Records supplied:
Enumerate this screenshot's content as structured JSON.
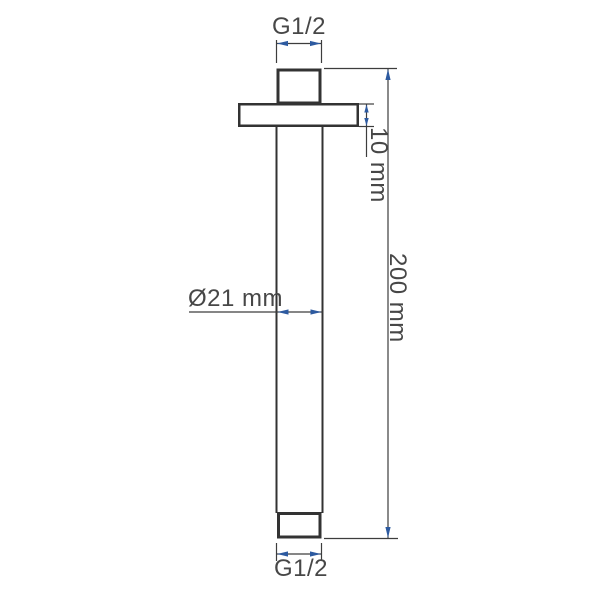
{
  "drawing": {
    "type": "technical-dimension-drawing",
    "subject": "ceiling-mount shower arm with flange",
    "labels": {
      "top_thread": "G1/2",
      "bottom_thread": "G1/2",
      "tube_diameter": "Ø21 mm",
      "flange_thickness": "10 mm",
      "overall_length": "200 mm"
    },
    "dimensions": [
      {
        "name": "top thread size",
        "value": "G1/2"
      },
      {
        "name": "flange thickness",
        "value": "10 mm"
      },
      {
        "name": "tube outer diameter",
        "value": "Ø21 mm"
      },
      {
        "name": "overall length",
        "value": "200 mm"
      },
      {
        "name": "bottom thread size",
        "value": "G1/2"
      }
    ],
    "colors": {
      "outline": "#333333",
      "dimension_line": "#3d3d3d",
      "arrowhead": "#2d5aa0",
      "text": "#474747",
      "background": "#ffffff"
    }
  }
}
* * *
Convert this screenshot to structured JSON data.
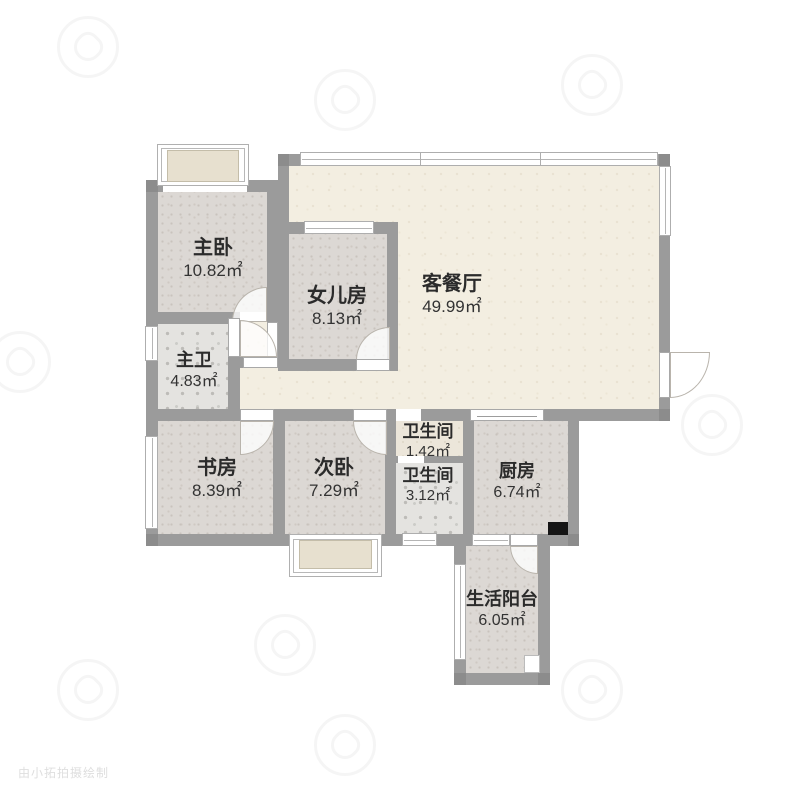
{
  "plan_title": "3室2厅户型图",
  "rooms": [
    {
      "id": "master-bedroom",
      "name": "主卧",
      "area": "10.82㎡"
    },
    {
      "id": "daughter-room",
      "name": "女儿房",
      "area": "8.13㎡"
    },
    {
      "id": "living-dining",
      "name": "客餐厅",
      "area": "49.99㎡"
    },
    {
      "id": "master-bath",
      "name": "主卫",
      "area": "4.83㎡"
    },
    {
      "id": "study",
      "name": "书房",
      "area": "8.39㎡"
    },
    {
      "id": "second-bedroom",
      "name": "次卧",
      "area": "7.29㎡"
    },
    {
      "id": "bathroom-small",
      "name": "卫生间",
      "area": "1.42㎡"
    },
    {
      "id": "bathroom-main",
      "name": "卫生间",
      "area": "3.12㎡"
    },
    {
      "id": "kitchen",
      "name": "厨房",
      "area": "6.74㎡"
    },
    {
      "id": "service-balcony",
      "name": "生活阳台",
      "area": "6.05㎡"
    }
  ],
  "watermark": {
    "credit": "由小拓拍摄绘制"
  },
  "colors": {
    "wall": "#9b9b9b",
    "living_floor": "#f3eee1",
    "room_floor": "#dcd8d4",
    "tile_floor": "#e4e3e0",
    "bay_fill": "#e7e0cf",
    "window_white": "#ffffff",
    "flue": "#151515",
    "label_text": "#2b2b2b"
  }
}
* * *
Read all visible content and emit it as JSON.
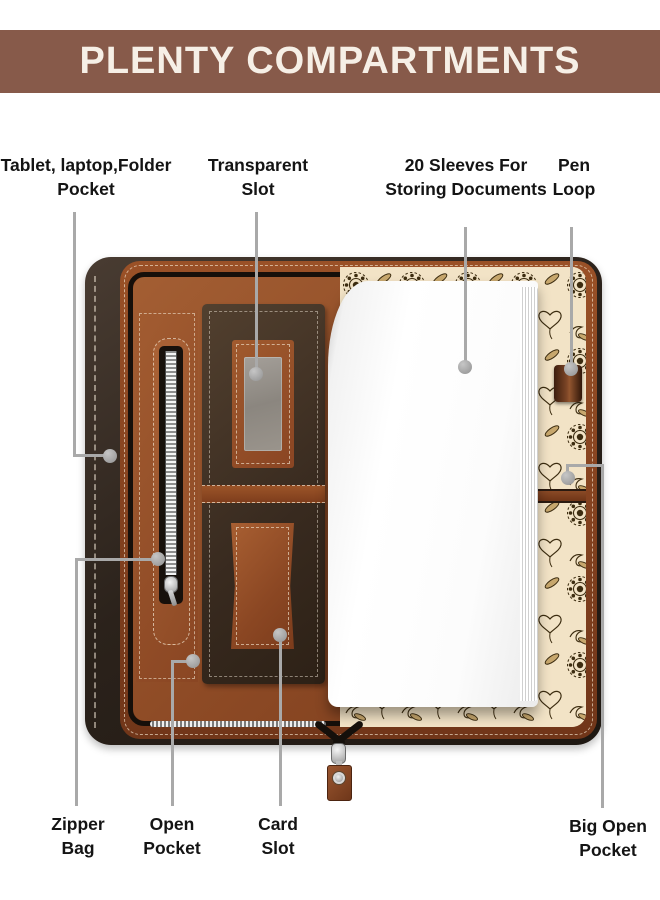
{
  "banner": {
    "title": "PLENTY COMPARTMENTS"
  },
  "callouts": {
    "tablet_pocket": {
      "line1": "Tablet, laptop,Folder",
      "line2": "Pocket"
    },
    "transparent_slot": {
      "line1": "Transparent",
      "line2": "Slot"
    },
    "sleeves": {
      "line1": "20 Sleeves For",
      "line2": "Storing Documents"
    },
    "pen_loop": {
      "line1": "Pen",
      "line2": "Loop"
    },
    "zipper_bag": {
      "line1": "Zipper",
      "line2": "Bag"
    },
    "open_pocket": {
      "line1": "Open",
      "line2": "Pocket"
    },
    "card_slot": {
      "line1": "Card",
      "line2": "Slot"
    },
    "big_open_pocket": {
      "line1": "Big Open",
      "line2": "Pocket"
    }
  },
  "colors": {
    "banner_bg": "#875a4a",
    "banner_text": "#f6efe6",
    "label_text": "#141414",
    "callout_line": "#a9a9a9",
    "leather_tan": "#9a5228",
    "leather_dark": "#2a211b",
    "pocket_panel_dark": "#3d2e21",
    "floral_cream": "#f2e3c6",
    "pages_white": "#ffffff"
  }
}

Task details: Show every line from the entries above in which the word "JSON" appears.

Exercise result:
Enumerate this screenshot's content as structured JSON.
Convert this screenshot to structured JSON data.
Read all visible content and emit it as JSON.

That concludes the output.